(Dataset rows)
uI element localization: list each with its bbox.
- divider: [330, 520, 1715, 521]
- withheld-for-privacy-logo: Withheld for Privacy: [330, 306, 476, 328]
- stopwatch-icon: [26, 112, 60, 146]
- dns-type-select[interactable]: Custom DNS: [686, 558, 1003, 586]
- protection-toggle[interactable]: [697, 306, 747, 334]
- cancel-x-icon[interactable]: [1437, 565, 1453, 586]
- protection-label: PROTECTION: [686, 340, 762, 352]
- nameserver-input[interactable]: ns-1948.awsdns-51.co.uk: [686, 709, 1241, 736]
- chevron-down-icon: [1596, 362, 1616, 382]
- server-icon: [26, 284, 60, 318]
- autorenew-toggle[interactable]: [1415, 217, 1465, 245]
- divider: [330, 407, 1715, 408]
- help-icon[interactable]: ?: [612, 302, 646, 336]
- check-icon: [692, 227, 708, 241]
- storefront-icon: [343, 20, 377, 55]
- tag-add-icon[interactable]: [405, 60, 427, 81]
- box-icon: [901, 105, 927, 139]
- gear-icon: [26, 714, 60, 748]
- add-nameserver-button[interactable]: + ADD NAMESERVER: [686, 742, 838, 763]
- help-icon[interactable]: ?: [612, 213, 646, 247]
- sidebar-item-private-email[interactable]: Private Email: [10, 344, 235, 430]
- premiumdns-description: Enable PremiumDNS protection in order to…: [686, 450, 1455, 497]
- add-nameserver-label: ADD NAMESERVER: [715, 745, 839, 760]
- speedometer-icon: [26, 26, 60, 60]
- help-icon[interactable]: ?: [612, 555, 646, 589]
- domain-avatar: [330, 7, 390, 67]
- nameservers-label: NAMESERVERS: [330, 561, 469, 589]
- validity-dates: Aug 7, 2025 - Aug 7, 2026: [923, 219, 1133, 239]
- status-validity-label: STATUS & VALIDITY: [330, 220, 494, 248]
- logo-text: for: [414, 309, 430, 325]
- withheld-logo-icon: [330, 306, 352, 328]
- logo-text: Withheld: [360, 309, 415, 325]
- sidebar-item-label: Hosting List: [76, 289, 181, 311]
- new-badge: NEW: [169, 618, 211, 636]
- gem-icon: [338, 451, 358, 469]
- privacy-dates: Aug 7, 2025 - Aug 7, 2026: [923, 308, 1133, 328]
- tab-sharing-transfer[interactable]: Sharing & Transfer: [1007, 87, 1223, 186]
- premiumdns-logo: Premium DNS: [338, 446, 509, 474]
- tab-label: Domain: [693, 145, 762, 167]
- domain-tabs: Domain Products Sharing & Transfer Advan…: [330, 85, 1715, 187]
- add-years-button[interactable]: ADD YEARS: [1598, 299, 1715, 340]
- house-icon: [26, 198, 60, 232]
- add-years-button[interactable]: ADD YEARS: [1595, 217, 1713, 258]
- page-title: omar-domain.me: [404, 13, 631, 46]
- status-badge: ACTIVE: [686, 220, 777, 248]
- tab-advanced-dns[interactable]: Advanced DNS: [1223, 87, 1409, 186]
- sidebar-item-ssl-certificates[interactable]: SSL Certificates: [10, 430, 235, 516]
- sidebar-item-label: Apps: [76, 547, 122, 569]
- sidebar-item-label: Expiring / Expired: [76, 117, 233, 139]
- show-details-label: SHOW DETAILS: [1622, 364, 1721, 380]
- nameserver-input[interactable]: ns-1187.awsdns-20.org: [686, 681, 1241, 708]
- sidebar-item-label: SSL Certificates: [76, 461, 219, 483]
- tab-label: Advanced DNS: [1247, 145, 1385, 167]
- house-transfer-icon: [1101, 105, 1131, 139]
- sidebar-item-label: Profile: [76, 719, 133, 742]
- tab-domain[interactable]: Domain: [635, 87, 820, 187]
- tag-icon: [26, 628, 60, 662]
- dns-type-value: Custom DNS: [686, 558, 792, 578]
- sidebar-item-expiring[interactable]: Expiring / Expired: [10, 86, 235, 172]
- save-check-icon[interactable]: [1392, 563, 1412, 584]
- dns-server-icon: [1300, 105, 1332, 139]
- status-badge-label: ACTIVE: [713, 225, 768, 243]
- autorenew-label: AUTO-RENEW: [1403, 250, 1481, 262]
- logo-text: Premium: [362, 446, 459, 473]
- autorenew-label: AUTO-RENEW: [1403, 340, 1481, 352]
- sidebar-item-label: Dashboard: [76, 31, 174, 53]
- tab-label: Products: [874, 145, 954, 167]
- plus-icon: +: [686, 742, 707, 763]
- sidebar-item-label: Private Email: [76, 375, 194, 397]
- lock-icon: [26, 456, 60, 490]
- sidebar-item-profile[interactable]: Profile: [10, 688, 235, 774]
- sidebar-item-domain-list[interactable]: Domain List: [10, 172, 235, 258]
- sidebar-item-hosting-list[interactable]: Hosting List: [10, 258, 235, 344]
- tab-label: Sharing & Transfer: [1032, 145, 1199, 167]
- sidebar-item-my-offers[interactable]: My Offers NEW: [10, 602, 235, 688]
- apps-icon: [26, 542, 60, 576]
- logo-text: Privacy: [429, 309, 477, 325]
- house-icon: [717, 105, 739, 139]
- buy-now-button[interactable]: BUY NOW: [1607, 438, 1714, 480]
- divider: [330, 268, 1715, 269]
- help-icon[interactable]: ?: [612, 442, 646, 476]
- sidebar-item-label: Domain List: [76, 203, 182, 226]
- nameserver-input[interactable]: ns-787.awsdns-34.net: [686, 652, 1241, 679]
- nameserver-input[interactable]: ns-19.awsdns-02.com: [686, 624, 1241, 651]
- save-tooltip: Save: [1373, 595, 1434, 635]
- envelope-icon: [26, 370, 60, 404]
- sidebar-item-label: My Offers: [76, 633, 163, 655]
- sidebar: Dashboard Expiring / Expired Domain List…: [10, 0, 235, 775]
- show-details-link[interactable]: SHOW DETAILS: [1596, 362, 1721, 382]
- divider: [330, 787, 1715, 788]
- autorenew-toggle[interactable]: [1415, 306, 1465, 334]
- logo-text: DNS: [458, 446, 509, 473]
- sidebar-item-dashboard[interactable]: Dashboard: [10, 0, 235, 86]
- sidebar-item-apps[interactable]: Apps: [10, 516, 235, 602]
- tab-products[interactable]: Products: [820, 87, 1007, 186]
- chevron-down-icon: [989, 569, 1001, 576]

## The task
Reproduce the lines of the items verbatim, from the first line through the line containing "- add-nameserver-button[interactable]: +", inclusive.

## Written response
uI element localization: list each with its bbox.
- divider: [330, 520, 1715, 521]
- withheld-for-privacy-logo: Withheld for Privacy: [330, 306, 476, 328]
- stopwatch-icon: [26, 112, 60, 146]
- dns-type-select[interactable]: Custom DNS: [686, 558, 1003, 586]
- protection-toggle[interactable]: [697, 306, 747, 334]
- cancel-x-icon[interactable]: [1437, 565, 1453, 586]
- protection-label: PROTECTION: [686, 340, 762, 352]
- nameserver-input[interactable]: ns-1948.awsdns-51.co.uk: [686, 709, 1241, 736]
- chevron-down-icon: [1596, 362, 1616, 382]
- server-icon: [26, 284, 60, 318]
- autorenew-toggle[interactable]: [1415, 217, 1465, 245]
- divider: [330, 407, 1715, 408]
- help-icon[interactable]: ?: [612, 302, 646, 336]
- check-icon: [692, 227, 708, 241]
- storefront-icon: [343, 20, 377, 55]
- tag-add-icon[interactable]: [405, 60, 427, 81]
- box-icon: [901, 105, 927, 139]
- gear-icon: [26, 714, 60, 748]
- add-nameserver-button[interactable]: + ADD NAMESERVER: [686, 742, 838, 763]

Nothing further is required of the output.